*** Opening of Supplied material ***
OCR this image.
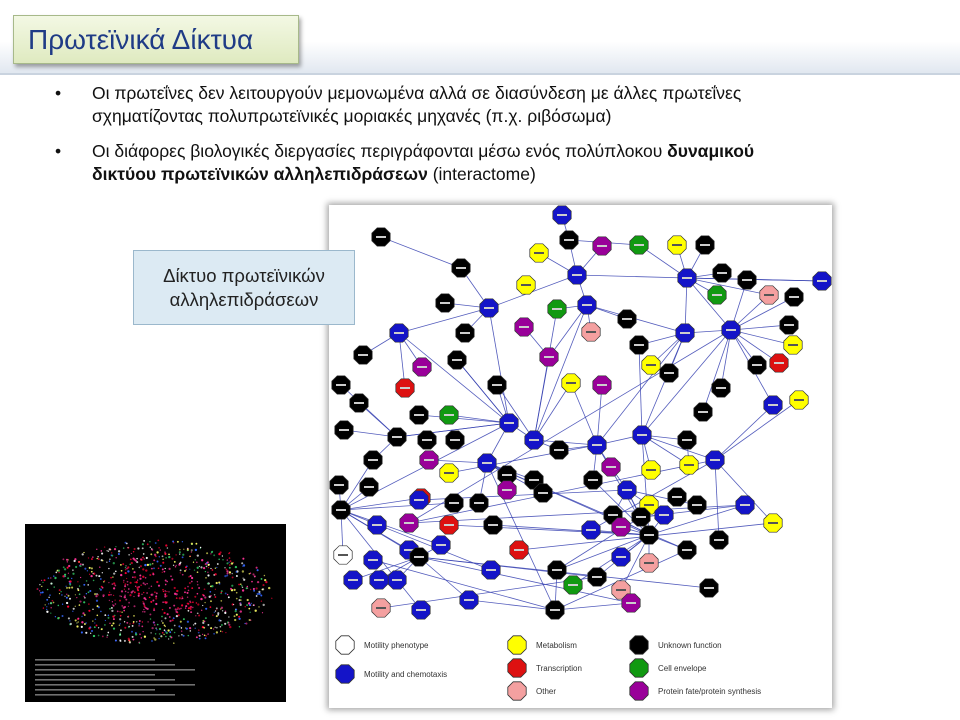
Πρωτεϊνικά Δίκτυα
• Οι πρωτεΐνες δεν λειτουργούν μεμονωμένα αλλά σε διασύνδεση με άλλες πρωτεΐνες
σχηματίζοντας πολυπρωτεϊνικές μοριακές μηχανές (π.χ. ριβόσωμα)
• Οι διάφορες βιολογικές διεργασίες περιγράφονται μέσω ενός πολύπλοκου δυναμικού
δικτύου πρωτεϊνικών αλληλεπιδράσεων (interactome)
Motility phenotype
Motility and chemotaxis
Metabolism
Transcription
Other
Unknown function
Cell envelope
Protein fate/protein synthesis
Δίκτυο πρωτεϊνικών
αλληλεπιδράσεων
*** Close of Supplied material ***
• **Exercise description**
The response consists of the data above printed line for line, with no pictures.

• **Response area**
OCR this image.
Πρωτεϊνικά Δίκτυα
• Οι πρωτεΐνες δεν λειτουργούν μεμονωμένα αλλά σε διασύνδεση με άλλες πρωτεΐνες
σχηματίζοντας πολυπρωτεϊνικές μοριακές μηχανές (π.χ. ριβόσωμα)
• Οι διάφορες βιολογικές διεργασίες περιγράφονται μέσω ενός πολύπλοκου δυναμικού
δικτύου πρωτεϊνικών αλληλεπιδράσεων (interactome)
Motility phenotype
Motility and chemotaxis
Metabolism
Transcription
Other
Unknown function
Cell envelope
Protein fate/protein synthesis
Δίκτυο πρωτεϊνικών
αλληλεπιδράσεων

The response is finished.